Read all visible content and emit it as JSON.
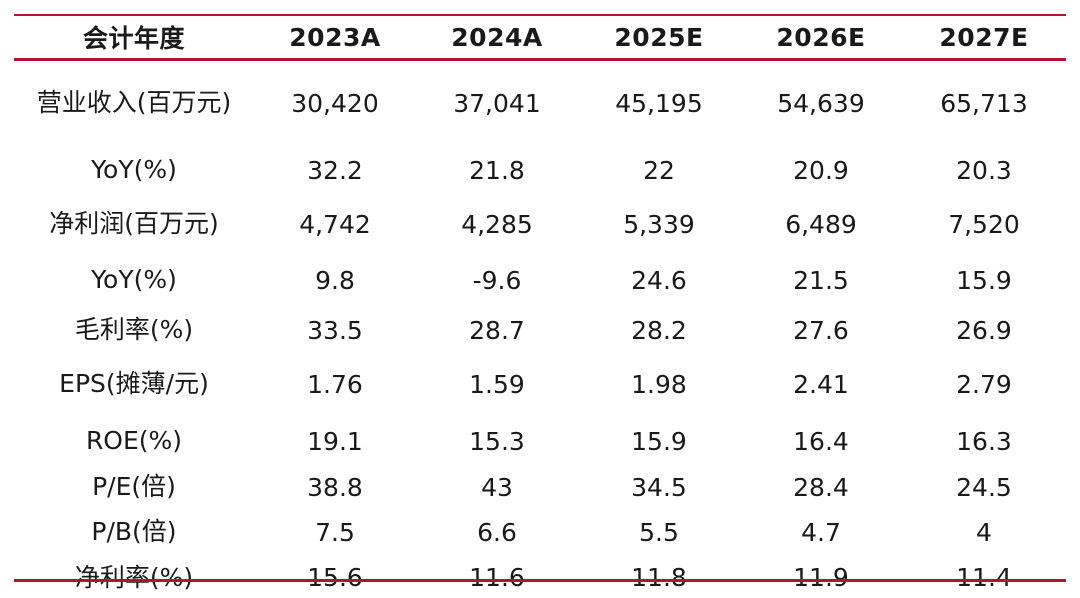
{
  "table": {
    "headers": [
      "会计年度",
      "2023A",
      "2024A",
      "2025E",
      "2026E",
      "2027E"
    ],
    "rows": [
      {
        "label": "营业收入(百万元)",
        "values": [
          "30,420",
          "37,041",
          "45,195",
          "54,639",
          "65,713"
        ]
      },
      {
        "label": "YoY(%)",
        "values": [
          "32.2",
          "21.8",
          "22",
          "20.9",
          "20.3"
        ]
      },
      {
        "label": "净利润(百万元)",
        "values": [
          "4,742",
          "4,285",
          "5,339",
          "6,489",
          "7,520"
        ]
      },
      {
        "label": "YoY(%)",
        "values": [
          "9.8",
          "-9.6",
          "24.6",
          "21.5",
          "15.9"
        ]
      },
      {
        "label": "毛利率(%)",
        "values": [
          "33.5",
          "28.7",
          "28.2",
          "27.6",
          "26.9"
        ]
      },
      {
        "label": "EPS(摊薄/元)",
        "values": [
          "1.76",
          "1.59",
          "1.98",
          "2.41",
          "2.79"
        ]
      },
      {
        "label": "ROE(%)",
        "values": [
          "19.1",
          "15.3",
          "15.9",
          "16.4",
          "16.3"
        ]
      },
      {
        "label": "P/E(倍)",
        "values": [
          "38.8",
          "43",
          "34.5",
          "28.4",
          "24.5"
        ]
      },
      {
        "label": "P/B(倍)",
        "values": [
          "7.5",
          "6.6",
          "5.5",
          "4.7",
          "4"
        ]
      },
      {
        "label": "净利率(%)",
        "values": [
          "15.6",
          "11.6",
          "11.8",
          "11.9",
          "11.4"
        ]
      }
    ]
  },
  "colors": {
    "rule": "#b0152d",
    "text": "#1a1a1a"
  }
}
----------------
■ WRITTEN PROBLEM:
Copy every line of the records above that holds the word "label".

■ EXERCISE RESPONSE:
        "label": "营业收入(百万元)",
        "label": "YoY(%)",
        "label": "净利润(百万元)",
        "label": "YoY(%)",
        "label": "毛利率(%)",
        "label": "EPS(摊薄/元)",
        "label": "ROE(%)",
        "label": "P/E(倍)",
        "label": "P/B(倍)",
        "label": "净利率(%)",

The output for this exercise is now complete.